● **Goal**: Repeat all the material exactly; pictures stay out of your copy.
╔══
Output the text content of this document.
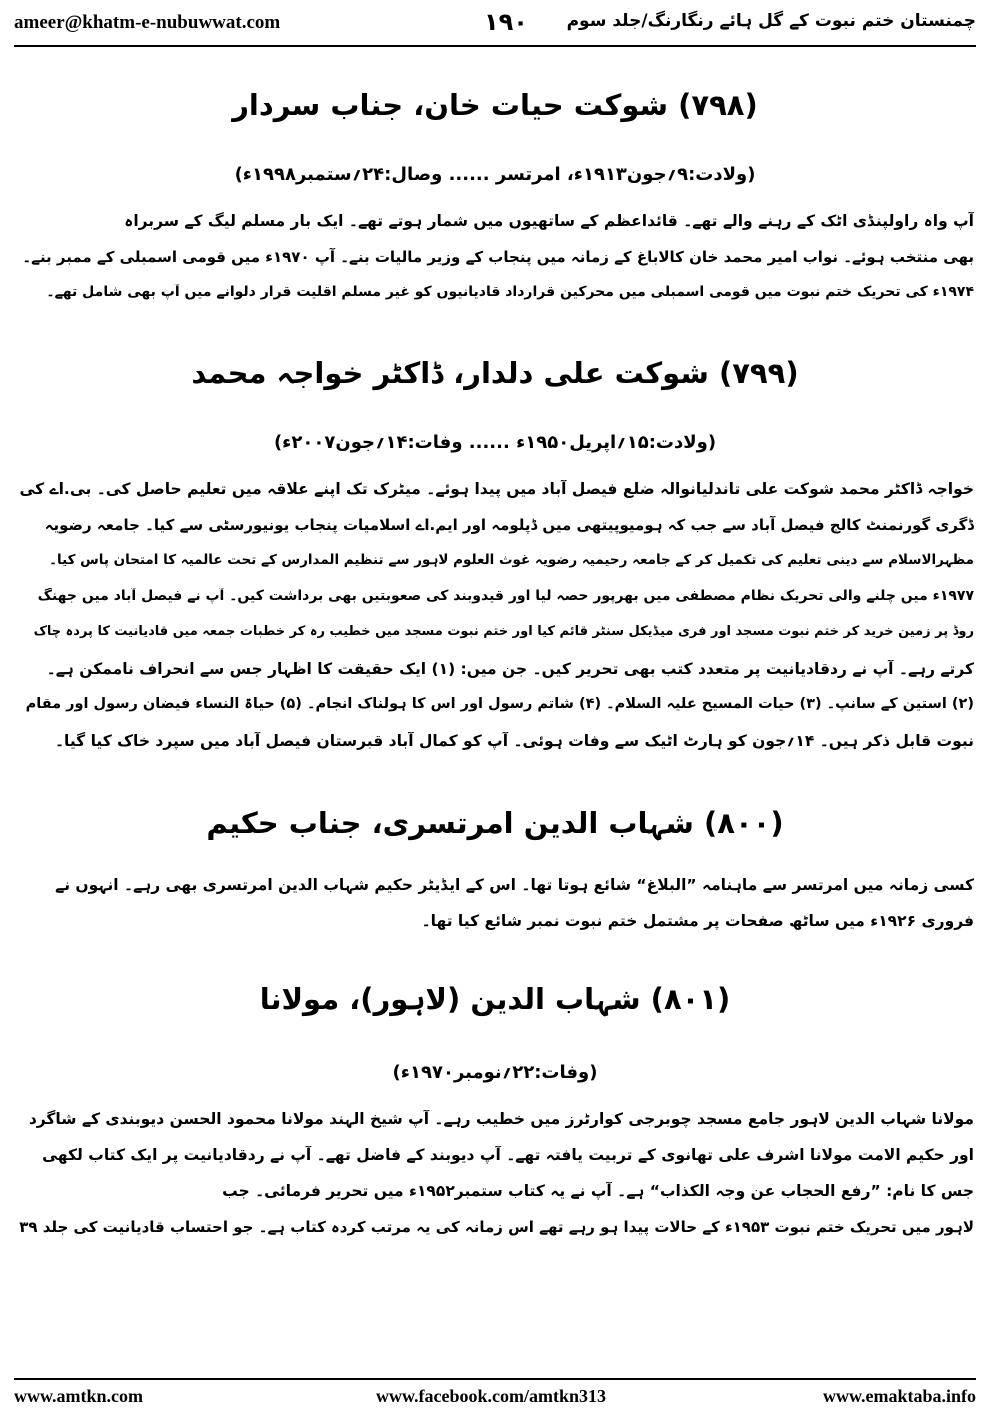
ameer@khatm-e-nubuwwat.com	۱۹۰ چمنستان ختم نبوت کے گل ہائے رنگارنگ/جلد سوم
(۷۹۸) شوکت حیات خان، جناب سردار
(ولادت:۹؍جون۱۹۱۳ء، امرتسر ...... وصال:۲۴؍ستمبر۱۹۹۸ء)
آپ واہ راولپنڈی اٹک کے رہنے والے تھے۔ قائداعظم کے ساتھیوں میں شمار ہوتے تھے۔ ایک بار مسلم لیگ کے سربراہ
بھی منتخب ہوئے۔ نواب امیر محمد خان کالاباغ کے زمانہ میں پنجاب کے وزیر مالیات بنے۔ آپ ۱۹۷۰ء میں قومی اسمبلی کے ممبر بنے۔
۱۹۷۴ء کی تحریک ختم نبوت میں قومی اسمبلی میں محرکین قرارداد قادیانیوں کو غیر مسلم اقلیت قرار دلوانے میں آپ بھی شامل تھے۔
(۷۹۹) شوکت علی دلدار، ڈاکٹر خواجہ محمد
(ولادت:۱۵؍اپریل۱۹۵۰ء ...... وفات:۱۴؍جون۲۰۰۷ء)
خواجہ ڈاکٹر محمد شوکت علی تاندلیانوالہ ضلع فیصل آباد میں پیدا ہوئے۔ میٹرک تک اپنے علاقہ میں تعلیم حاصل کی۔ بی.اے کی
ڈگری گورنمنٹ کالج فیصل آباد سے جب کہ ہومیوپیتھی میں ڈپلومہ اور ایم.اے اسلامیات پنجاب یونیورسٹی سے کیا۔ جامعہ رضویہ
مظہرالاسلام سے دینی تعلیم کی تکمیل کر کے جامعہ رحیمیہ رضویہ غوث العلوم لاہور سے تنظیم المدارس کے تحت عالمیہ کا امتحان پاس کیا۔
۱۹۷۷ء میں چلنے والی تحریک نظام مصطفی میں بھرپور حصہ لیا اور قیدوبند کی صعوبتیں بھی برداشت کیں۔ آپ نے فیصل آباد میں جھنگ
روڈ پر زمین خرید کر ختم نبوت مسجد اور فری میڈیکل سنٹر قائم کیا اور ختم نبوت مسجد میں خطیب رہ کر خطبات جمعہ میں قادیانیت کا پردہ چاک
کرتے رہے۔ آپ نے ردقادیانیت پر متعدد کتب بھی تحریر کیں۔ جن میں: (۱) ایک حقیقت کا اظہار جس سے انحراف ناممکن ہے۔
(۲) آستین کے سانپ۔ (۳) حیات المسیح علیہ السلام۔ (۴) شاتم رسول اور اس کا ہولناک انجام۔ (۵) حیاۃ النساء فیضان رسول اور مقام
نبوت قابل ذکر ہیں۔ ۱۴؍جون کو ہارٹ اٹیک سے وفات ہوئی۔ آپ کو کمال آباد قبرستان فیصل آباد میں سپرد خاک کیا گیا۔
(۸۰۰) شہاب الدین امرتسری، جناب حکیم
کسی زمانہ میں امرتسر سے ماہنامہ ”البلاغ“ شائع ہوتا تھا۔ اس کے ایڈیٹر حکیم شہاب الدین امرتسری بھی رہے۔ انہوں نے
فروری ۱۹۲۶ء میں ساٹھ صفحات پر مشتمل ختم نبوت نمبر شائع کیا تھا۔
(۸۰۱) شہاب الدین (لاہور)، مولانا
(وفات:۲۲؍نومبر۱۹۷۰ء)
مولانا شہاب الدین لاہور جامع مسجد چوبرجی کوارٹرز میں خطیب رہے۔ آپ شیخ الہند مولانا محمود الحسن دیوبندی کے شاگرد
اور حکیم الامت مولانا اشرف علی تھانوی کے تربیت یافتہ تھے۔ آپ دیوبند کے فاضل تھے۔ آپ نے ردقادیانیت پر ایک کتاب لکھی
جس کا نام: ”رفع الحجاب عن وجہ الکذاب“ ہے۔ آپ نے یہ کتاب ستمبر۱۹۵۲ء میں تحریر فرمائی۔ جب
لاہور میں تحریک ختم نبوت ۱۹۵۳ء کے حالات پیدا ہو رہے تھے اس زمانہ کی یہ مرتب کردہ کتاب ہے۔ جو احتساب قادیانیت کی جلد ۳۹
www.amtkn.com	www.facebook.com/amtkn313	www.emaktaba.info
╚══
● **Answer for this exercise**:
Output the text content of this document.
ameer@khatm-e-nubuwwat.com	۱۹۰ چمنستان ختم نبوت کے گل ہائے رنگارنگ/جلد سوم
(۷۹۸) شوکت حیات خان، جناب سردار
(ولادت:۹؍جون۱۹۱۳ء، امرتسر ...... وصال:۲۴؍ستمبر۱۹۹۸ء)
آپ واہ راولپنڈی اٹک کے رہنے والے تھے۔ قائداعظم کے ساتھیوں میں شمار ہوتے تھے۔ ایک بار مسلم لیگ کے سربراہ
بھی منتخب ہوئے۔ نواب امیر محمد خان کالاباغ کے زمانہ میں پنجاب کے وزیر مالیات بنے۔ آپ ۱۹۷۰ء میں قومی اسمبلی کے ممبر بنے۔
۱۹۷۴ء کی تحریک ختم نبوت میں قومی اسمبلی میں محرکین قرارداد قادیانیوں کو غیر مسلم اقلیت قرار دلوانے میں آپ بھی شامل تھے۔
(۷۹۹) شوکت علی دلدار، ڈاکٹر خواجہ محمد
(ولادت:۱۵؍اپریل۱۹۵۰ء ...... وفات:۱۴؍جون۲۰۰۷ء)
خواجہ ڈاکٹر محمد شوکت علی تاندلیانوالہ ضلع فیصل آباد میں پیدا ہوئے۔ میٹرک تک اپنے علاقہ میں تعلیم حاصل کی۔ بی.اے کی
ڈگری گورنمنٹ کالج فیصل آباد سے جب کہ ہومیوپیتھی میں ڈپلومہ اور ایم.اے اسلامیات پنجاب یونیورسٹی سے کیا۔ جامعہ رضویہ
مظہرالاسلام سے دینی تعلیم کی تکمیل کر کے جامعہ رحیمیہ رضویہ غوث العلوم لاہور سے تنظیم المدارس کے تحت عالمیہ کا امتحان پاس کیا۔
۱۹۷۷ء میں چلنے والی تحریک نظام مصطفی میں بھرپور حصہ لیا اور قیدوبند کی صعوبتیں بھی برداشت کیں۔ آپ نے فیصل آباد میں جھنگ
روڈ پر زمین خرید کر ختم نبوت مسجد اور فری میڈیکل سنٹر قائم کیا اور ختم نبوت مسجد میں خطیب رہ کر خطبات جمعہ میں قادیانیت کا پردہ چاک
کرتے رہے۔ آپ نے ردقادیانیت پر متعدد کتب بھی تحریر کیں۔ جن میں: (۱) ایک حقیقت کا اظہار جس سے انحراف ناممکن ہے۔
(۲) آستین کے سانپ۔ (۳) حیات المسیح علیہ السلام۔ (۴) شاتم رسول اور اس کا ہولناک انجام۔ (۵) حیاۃ النساء فیضان رسول اور مقام
نبوت قابل ذکر ہیں۔ ۱۴؍جون کو ہارٹ اٹیک سے وفات ہوئی۔ آپ کو کمال آباد قبرستان فیصل آباد میں سپرد خاک کیا گیا۔
(۸۰۰) شہاب الدین امرتسری، جناب حکیم
کسی زمانہ میں امرتسر سے ماہنامہ ”البلاغ“ شائع ہوتا تھا۔ اس کے ایڈیٹر حکیم شہاب الدین امرتسری بھی رہے۔ انہوں نے
فروری ۱۹۲۶ء میں ساٹھ صفحات پر مشتمل ختم نبوت نمبر شائع کیا تھا۔
(۸۰۱) شہاب الدین (لاہور)، مولانا
(وفات:۲۲؍نومبر۱۹۷۰ء)
مولانا شہاب الدین لاہور جامع مسجد چوبرجی کوارٹرز میں خطیب رہے۔ آپ شیخ الہند مولانا محمود الحسن دیوبندی کے شاگرد
اور حکیم الامت مولانا اشرف علی تھانوی کے تربیت یافتہ تھے۔ آپ دیوبند کے فاضل تھے۔ آپ نے ردقادیانیت پر ایک کتاب لکھی
جس کا نام: ”رفع الحجاب عن وجہ الکذاب“ ہے۔ آپ نے یہ کتاب ستمبر۱۹۵۲ء میں تحریر فرمائی۔ جب
لاہور میں تحریک ختم نبوت ۱۹۵۳ء کے حالات پیدا ہو رہے تھے اس زمانہ کی یہ مرتب کردہ کتاب ہے۔ جو احتساب قادیانیت کی جلد ۳۹
www.amtkn.com	www.facebook.com/amtkn313	www.emaktaba.info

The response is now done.